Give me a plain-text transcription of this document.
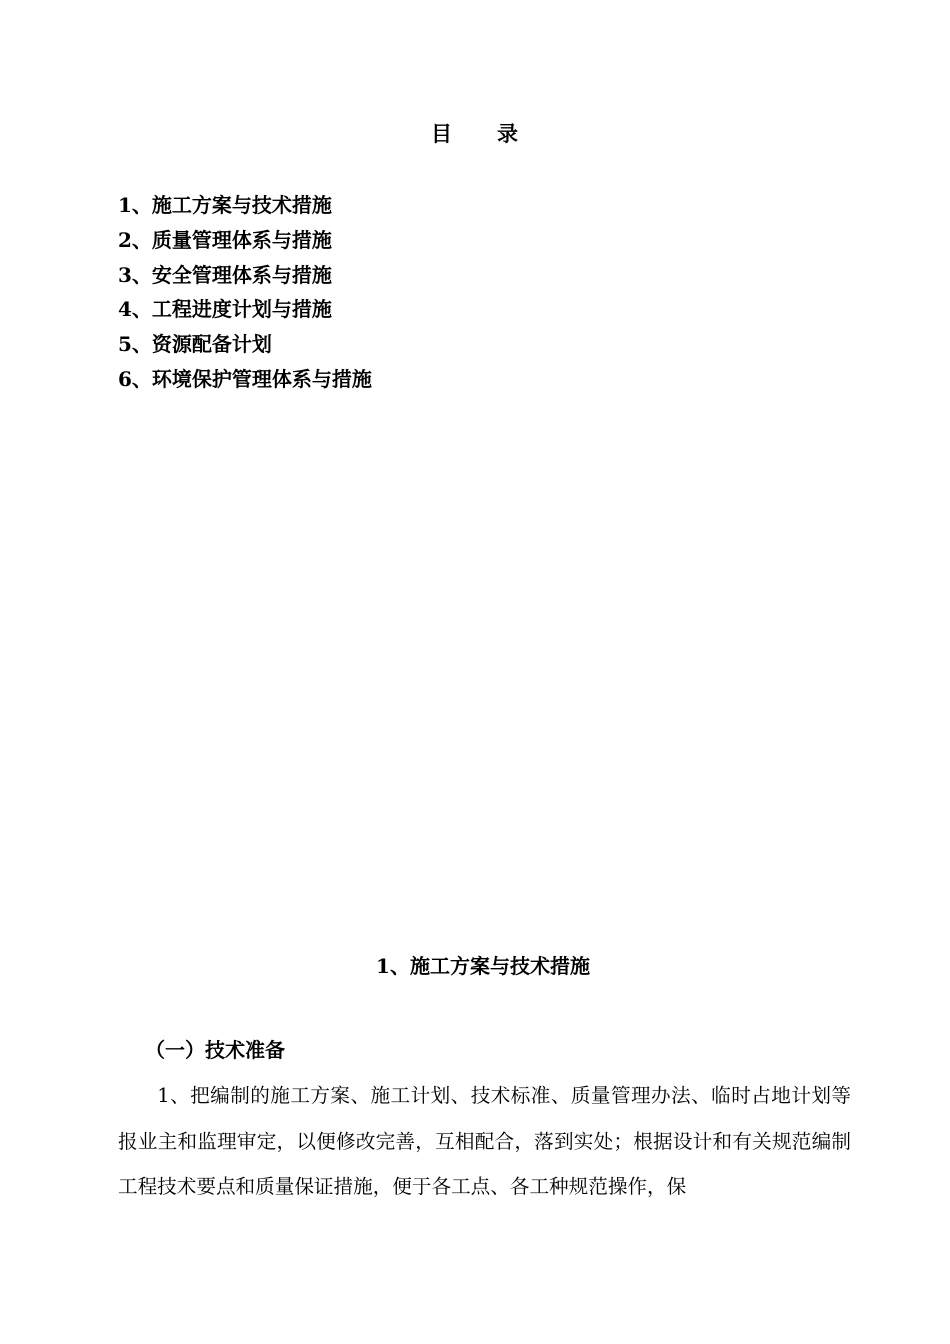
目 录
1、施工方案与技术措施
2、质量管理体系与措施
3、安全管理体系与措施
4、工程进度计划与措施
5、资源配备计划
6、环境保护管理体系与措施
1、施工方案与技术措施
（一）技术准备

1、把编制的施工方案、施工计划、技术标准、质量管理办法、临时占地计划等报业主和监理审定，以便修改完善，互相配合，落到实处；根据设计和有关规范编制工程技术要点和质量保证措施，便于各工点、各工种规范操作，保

□ □ □

**Do this**:
Strip out the pictures and quote the remaining data word for word.

**Finished task**:
Give me a plain-text transcription of this document.
目 录
1、施工方案与技术措施
2、质量管理体系与措施
3、安全管理体系与措施
4、工程进度计划与措施
5、资源配备计划
6、环境保护管理体系与措施
1、施工方案与技术措施
（一）技术准备

1、把编制的施工方案、施工计划、技术标准、质量管理办法、临时占地计划等报业主和监理审定，以便修改完善，互相配合，落到实处；根据设计和有关规范编制工程技术要点和质量保证措施，便于各工点、各工种规范操作，保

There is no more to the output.